--- Start Given records ---

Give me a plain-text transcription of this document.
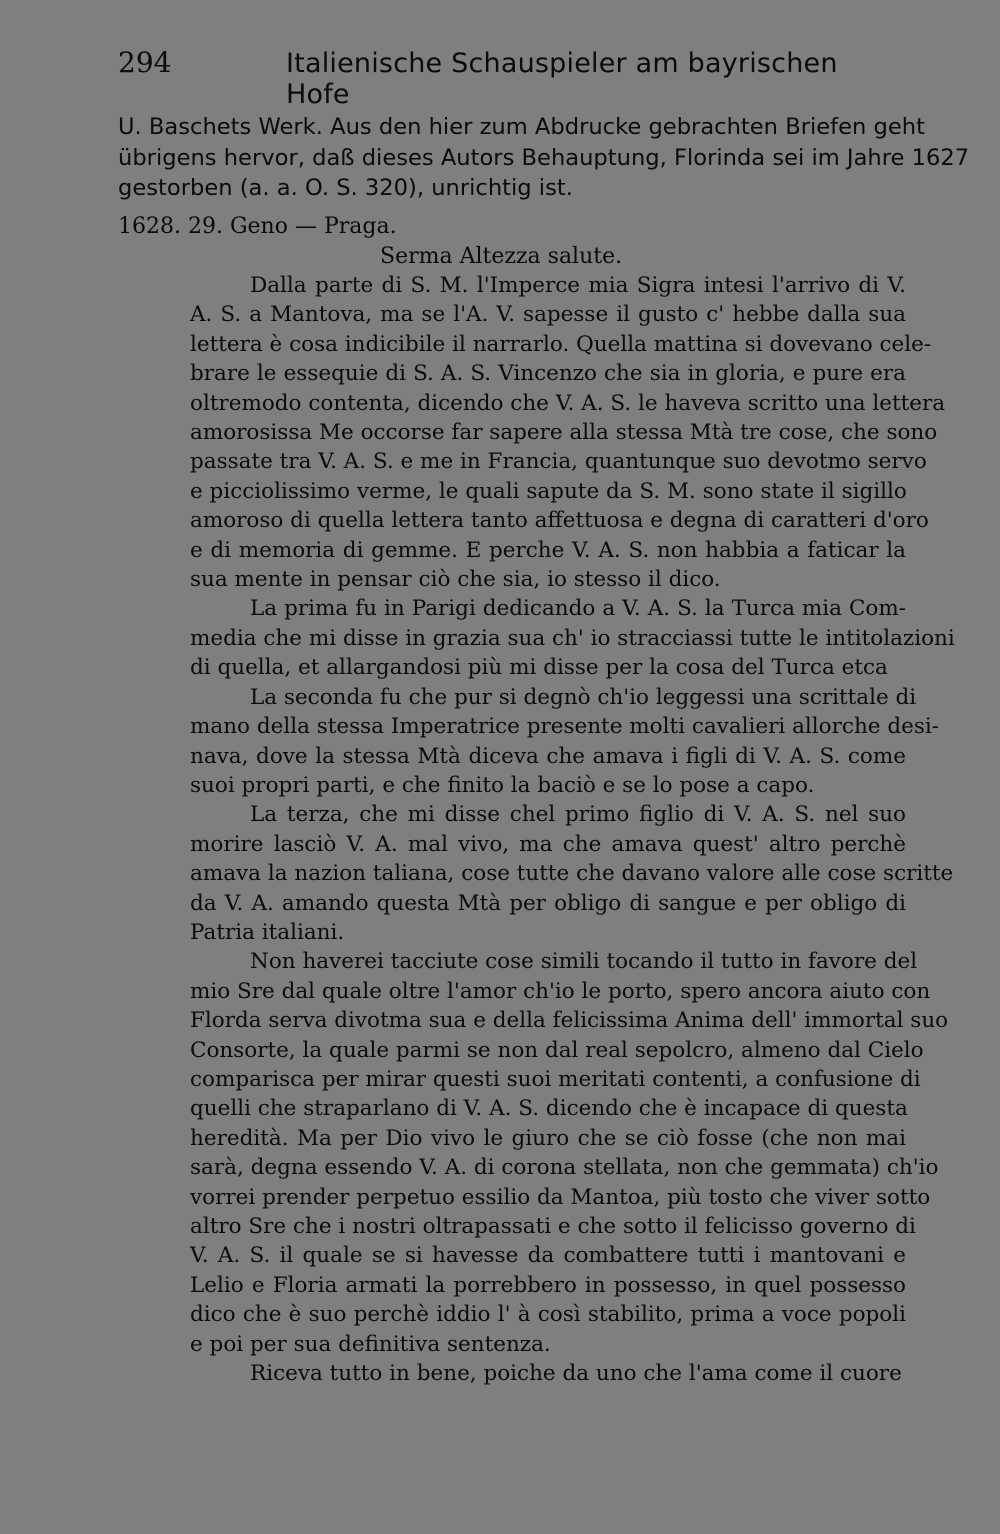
294	Italienische Schauspieler am bayrischen Hofe
U. Baschets Werk. Aus den hier zum Abdrucke gebrachten Briefen geht
übrigens hervor, daß dieses Autors Behauptung, Florinda sei im Jahre 1627
gestorben (a. a. O. S. 320), unrichtig ist.
1628. 29. Geno — Praga.
Serma Altezza salute.
Dalla parte di S. M. l'Imperce mia Sigra intesi l'arrivo di V.
A. S. a Mantova, ma se l'A. V. sapesse il gusto c' hebbe dalla sua
lettera è cosa indicibile il narrarlo. Quella mattina si dovevano cele-
brare le essequie di S. A. S. Vincenzo che sia in gloria, e pure era
oltremodo contenta, dicendo che V. A. S. le haveva scritto una lettera
amorosissa Me occorse far sapere alla stessa Mtà tre cose, che sono
passate tra V. A. S. e me in Francia, quantunque suo devotmo servo
e picciolissimo verme, le quali sapute da S. M. sono state il sigillo
amoroso di quella lettera tanto affettuosa e degna di caratteri d'oro
e di memoria di gemme. E perche V. A. S. non habbia a faticar la
sua mente in pensar ciò che sia, io stesso il dico.
La prima fu in Parigi dedicando a V. A. S. la Turca mia Com-
media che mi disse in grazia sua ch' io stracciassi tutte le intitolazioni
di quella, et allargandosi più mi disse per la cosa del Turca etca
La seconda fu che pur si degnò ch'io leggessi una scrittale di
mano della stessa Imperatrice presente molti cavalieri allorche desi-
nava, dove la stessa Mtà diceva che amava i figli di V. A. S. come
suoi propri parti, e che finito la baciò e se lo pose a capo.
La terza, che mi disse chel primo figlio di V. A. S. nel suo
morire lasciò V. A. mal vivo, ma che amava quest' altro perchè
amava la nazion taliana, cose tutte che davano valore alle cose scritte
da V. A. amando questa Mtà per obligo di sangue e per obligo di
Patria italiani.
Non haverei tacciute cose simili tocando il tutto in favore del
mio Sre dal quale oltre l'amor ch'io le porto, spero ancora aiuto con
Florda serva divotma sua e della felicissima Anima dell' immortal suo
Consorte, la quale parmi se non dal real sepolcro, almeno dal Cielo
comparisca per mirar questi suoi meritati contenti, a confusione di
quelli che straparlano di V. A. S. dicendo che è incapace di questa
heredità. Ma per Dio vivo le giuro che se ciò fosse (che non mai
sarà, degna essendo V. A. di corona stellata, non che gemmata) ch'io
vorrei prender perpetuo essilio da Mantoa, più tosto che viver sotto
altro Sre che i nostri oltrapassati e che sotto il felicisso governo di
V. A. S. il quale se si havesse da combattere tutti i mantovani e
Lelio e Floria armati la porrebbero in possesso, in quel possesso
dico che è suo perchè iddio l' à così stabilito, prima a voce popoli
e poi per sua definitiva sentenza.
Riceva tutto in bene, poiche da uno che l'ama come il cuore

--- End Given records ---

• Stated problem
Make an exact copy of all the material, but keep the pictures out of it.

• Response for this exercise
Give me a plain-text transcription of this document.
294	Italienische Schauspieler am bayrischen Hofe
U. Baschets Werk. Aus den hier zum Abdrucke gebrachten Briefen geht
übrigens hervor, daß dieses Autors Behauptung, Florinda sei im Jahre 1627
gestorben (a. a. O. S. 320), unrichtig ist.
1628. 29. Geno — Praga.
Serma Altezza salute.
Dalla parte di S. M. l'Imperce mia Sigra intesi l'arrivo di V.
A. S. a Mantova, ma se l'A. V. sapesse il gusto c' hebbe dalla sua
lettera è cosa indicibile il narrarlo. Quella mattina si dovevano cele-
brare le essequie di S. A. S. Vincenzo che sia in gloria, e pure era
oltremodo contenta, dicendo che V. A. S. le haveva scritto una lettera
amorosissa Me occorse far sapere alla stessa Mtà tre cose, che sono
passate tra V. A. S. e me in Francia, quantunque suo devotmo servo
e picciolissimo verme, le quali sapute da S. M. sono state il sigillo
amoroso di quella lettera tanto affettuosa e degna di caratteri d'oro
e di memoria di gemme. E perche V. A. S. non habbia a faticar la
sua mente in pensar ciò che sia, io stesso il dico.
La prima fu in Parigi dedicando a V. A. S. la Turca mia Com-
media che mi disse in grazia sua ch' io stracciassi tutte le intitolazioni
di quella, et allargandosi più mi disse per la cosa del Turca etca
La seconda fu che pur si degnò ch'io leggessi una scrittale di
mano della stessa Imperatrice presente molti cavalieri allorche desi-
nava, dove la stessa Mtà diceva che amava i figli di V. A. S. come
suoi propri parti, e che finito la baciò e se lo pose a capo.
La terza, che mi disse chel primo figlio di V. A. S. nel suo
morire lasciò V. A. mal vivo, ma che amava quest' altro perchè
amava la nazion taliana, cose tutte che davano valore alle cose scritte
da V. A. amando questa Mtà per obligo di sangue e per obligo di
Patria italiani.
Non haverei tacciute cose simili tocando il tutto in favore del
mio Sre dal quale oltre l'amor ch'io le porto, spero ancora aiuto con
Florda serva divotma sua e della felicissima Anima dell' immortal suo
Consorte, la quale parmi se non dal real sepolcro, almeno dal Cielo
comparisca per mirar questi suoi meritati contenti, a confusione di
quelli che straparlano di V. A. S. dicendo che è incapace di questa
heredità. Ma per Dio vivo le giuro che se ciò fosse (che non mai
sarà, degna essendo V. A. di corona stellata, non che gemmata) ch'io
vorrei prender perpetuo essilio da Mantoa, più tosto che viver sotto
altro Sre che i nostri oltrapassati e che sotto il felicisso governo di
V. A. S. il quale se si havesse da combattere tutti i mantovani e
Lelio e Floria armati la porrebbero in possesso, in quel possesso
dico che è suo perchè iddio l' à così stabilito, prima a voce popoli
e poi per sua definitiva sentenza.
Riceva tutto in bene, poiche da uno che l'ama come il cuore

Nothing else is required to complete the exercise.